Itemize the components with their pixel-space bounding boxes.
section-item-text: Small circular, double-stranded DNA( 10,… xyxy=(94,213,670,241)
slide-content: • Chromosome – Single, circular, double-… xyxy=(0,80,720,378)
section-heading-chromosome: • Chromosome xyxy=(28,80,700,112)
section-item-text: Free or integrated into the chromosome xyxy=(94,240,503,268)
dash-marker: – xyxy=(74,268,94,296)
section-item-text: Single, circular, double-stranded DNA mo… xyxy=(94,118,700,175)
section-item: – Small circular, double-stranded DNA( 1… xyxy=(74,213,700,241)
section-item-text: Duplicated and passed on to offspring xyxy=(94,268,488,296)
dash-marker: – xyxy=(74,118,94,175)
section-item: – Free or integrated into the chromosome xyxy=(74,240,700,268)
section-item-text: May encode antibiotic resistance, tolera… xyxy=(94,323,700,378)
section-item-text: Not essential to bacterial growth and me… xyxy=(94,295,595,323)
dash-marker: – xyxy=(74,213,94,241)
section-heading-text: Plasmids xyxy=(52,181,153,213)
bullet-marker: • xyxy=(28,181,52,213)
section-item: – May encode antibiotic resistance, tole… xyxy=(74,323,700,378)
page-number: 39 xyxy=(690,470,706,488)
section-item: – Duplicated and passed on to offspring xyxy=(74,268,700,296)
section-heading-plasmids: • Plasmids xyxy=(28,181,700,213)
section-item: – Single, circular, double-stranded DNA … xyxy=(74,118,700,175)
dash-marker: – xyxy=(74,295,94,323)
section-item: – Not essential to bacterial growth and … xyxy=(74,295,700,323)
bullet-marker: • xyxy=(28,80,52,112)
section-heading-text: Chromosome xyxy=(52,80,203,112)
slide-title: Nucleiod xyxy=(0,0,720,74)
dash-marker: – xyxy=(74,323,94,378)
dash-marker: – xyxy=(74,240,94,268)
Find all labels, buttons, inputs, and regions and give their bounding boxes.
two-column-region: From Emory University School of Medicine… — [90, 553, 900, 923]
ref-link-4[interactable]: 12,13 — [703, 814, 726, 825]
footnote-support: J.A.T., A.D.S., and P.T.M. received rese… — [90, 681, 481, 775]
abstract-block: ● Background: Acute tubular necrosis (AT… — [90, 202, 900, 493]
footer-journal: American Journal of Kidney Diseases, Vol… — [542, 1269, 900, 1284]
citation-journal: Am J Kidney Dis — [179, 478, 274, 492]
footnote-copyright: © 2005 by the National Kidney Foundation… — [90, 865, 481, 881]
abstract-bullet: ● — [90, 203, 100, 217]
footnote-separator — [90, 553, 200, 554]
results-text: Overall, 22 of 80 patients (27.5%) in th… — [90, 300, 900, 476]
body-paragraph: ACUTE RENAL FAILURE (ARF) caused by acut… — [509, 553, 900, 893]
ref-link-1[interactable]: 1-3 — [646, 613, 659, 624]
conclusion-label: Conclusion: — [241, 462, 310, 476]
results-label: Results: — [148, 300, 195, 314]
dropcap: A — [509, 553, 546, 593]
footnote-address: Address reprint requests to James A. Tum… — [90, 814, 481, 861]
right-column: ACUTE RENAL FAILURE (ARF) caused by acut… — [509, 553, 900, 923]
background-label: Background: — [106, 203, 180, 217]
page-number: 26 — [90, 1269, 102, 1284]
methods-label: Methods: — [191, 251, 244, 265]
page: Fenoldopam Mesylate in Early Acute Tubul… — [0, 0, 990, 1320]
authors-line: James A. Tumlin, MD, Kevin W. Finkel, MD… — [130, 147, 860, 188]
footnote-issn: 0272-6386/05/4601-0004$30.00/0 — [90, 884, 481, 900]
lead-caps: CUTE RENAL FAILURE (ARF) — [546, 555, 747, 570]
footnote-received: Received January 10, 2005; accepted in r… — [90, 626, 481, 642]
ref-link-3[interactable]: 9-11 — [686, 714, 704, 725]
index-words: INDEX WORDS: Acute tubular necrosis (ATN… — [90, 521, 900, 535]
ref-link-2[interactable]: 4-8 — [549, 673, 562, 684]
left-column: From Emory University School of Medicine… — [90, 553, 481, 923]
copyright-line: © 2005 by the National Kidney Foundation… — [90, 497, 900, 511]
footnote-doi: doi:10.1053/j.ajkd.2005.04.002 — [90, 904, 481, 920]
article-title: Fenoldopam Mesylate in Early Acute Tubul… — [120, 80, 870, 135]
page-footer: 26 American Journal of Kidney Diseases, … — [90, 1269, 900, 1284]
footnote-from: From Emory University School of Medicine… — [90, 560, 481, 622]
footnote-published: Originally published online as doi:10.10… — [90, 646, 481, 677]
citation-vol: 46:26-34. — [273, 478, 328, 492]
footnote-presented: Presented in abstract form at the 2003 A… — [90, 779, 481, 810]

▬▬▬

## Task item
The whole of the material above is to be restated exactly.

## Response to the exercise
Itemize the components with their pixel-space bounding boxes.
section-item-text: Small circular, double-stranded DNA( 10,… xyxy=(94,213,670,241)
slide-content: • Chromosome – Single, circular, double-… xyxy=(0,80,720,378)
section-heading-chromosome: • Chromosome xyxy=(28,80,700,112)
section-item-text: Free or integrated into the chromosome xyxy=(94,240,503,268)
dash-marker: – xyxy=(74,268,94,296)
section-item-text: Single, circular, double-stranded DNA mo… xyxy=(94,118,700,175)
section-item: – Small circular, double-stranded DNA( 1… xyxy=(74,213,700,241)
section-item-text: Duplicated and passed on to offspring xyxy=(94,268,488,296)
dash-marker: – xyxy=(74,118,94,175)
section-item: – Free or integrated into the chromosome xyxy=(74,240,700,268)
section-item-text: May encode antibiotic resistance, tolera… xyxy=(94,323,700,378)
section-item-text: Not essential to bacterial growth and me… xyxy=(94,295,595,323)
dash-marker: – xyxy=(74,213,94,241)
section-heading-text: Plasmids xyxy=(52,181,153,213)
bullet-marker: • xyxy=(28,181,52,213)
section-item: – May encode antibiotic resistance, tole… xyxy=(74,323,700,378)
page-number: 39 xyxy=(690,470,706,488)
section-item: – Duplicated and passed on to offspring xyxy=(74,268,700,296)
section-heading-plasmids: • Plasmids xyxy=(28,181,700,213)
section-item: – Single, circular, double-stranded DNA … xyxy=(74,118,700,175)
dash-marker: – xyxy=(74,295,94,323)
section-item: – Not essential to bacterial growth and … xyxy=(74,295,700,323)
bullet-marker: • xyxy=(28,80,52,112)
section-heading-text: Chromosome xyxy=(52,80,203,112)
slide-title: Nucleiod xyxy=(0,0,720,74)
dash-marker: – xyxy=(74,323,94,378)
dash-marker: – xyxy=(74,240,94,268)
Find all labels, buttons, inputs, and regions and give their bounding boxes.
two-column-region: From Emory University School of Medicine… — [90, 553, 900, 923]
ref-link-4[interactable]: 12,13 — [703, 814, 726, 825]
footnote-support: J.A.T., A.D.S., and P.T.M. received rese… — [90, 681, 481, 775]
abstract-block: ● Background: Acute tubular necrosis (AT… — [90, 202, 900, 493]
footer-journal: American Journal of Kidney Diseases, Vol… — [542, 1269, 900, 1284]
citation-journal: Am J Kidney Dis — [179, 478, 274, 492]
footnote-copyright: © 2005 by the National Kidney Foundation… — [90, 865, 481, 881]
abstract-bullet: ● — [90, 203, 100, 217]
footnote-separator — [90, 553, 200, 554]
results-text: Overall, 22 of 80 patients (27.5%) in th… — [90, 300, 900, 476]
body-paragraph: ACUTE RENAL FAILURE (ARF) caused by acut… — [509, 553, 900, 893]
ref-link-1[interactable]: 1-3 — [646, 613, 659, 624]
conclusion-label: Conclusion: — [241, 462, 310, 476]
results-label: Results: — [148, 300, 195, 314]
dropcap: A — [509, 553, 546, 593]
footnote-address: Address reprint requests to James A. Tum… — [90, 814, 481, 861]
right-column: ACUTE RENAL FAILURE (ARF) caused by acut… — [509, 553, 900, 923]
background-label: Background: — [106, 203, 180, 217]
page-number: 26 — [90, 1269, 102, 1284]
methods-label: Methods: — [191, 251, 244, 265]
page: Fenoldopam Mesylate in Early Acute Tubul… — [0, 0, 990, 1320]
authors-line: James A. Tumlin, MD, Kevin W. Finkel, MD… — [130, 147, 860, 188]
footnote-issn: 0272-6386/05/4601-0004$30.00/0 — [90, 884, 481, 900]
lead-caps: CUTE RENAL FAILURE (ARF) — [546, 555, 747, 570]
footnote-received: Received January 10, 2005; accepted in r… — [90, 626, 481, 642]
ref-link-3[interactable]: 9-11 — [686, 714, 704, 725]
index-words: INDEX WORDS: Acute tubular necrosis (ATN… — [90, 521, 900, 535]
ref-link-2[interactable]: 4-8 — [549, 673, 562, 684]
left-column: From Emory University School of Medicine… — [90, 553, 481, 923]
copyright-line: © 2005 by the National Kidney Foundation… — [90, 497, 900, 511]
footnote-doi: doi:10.1053/j.ajkd.2005.04.002 — [90, 904, 481, 920]
article-title: Fenoldopam Mesylate in Early Acute Tubul… — [120, 80, 870, 135]
page-footer: 26 American Journal of Kidney Diseases, … — [90, 1269, 900, 1284]
footnote-from: From Emory University School of Medicine… — [90, 560, 481, 622]
footnote-published: Originally published online as doi:10.10… — [90, 646, 481, 677]
citation-vol: 46:26-34. — [273, 478, 328, 492]
footnote-presented: Presented in abstract form at the 2003 A… — [90, 779, 481, 810]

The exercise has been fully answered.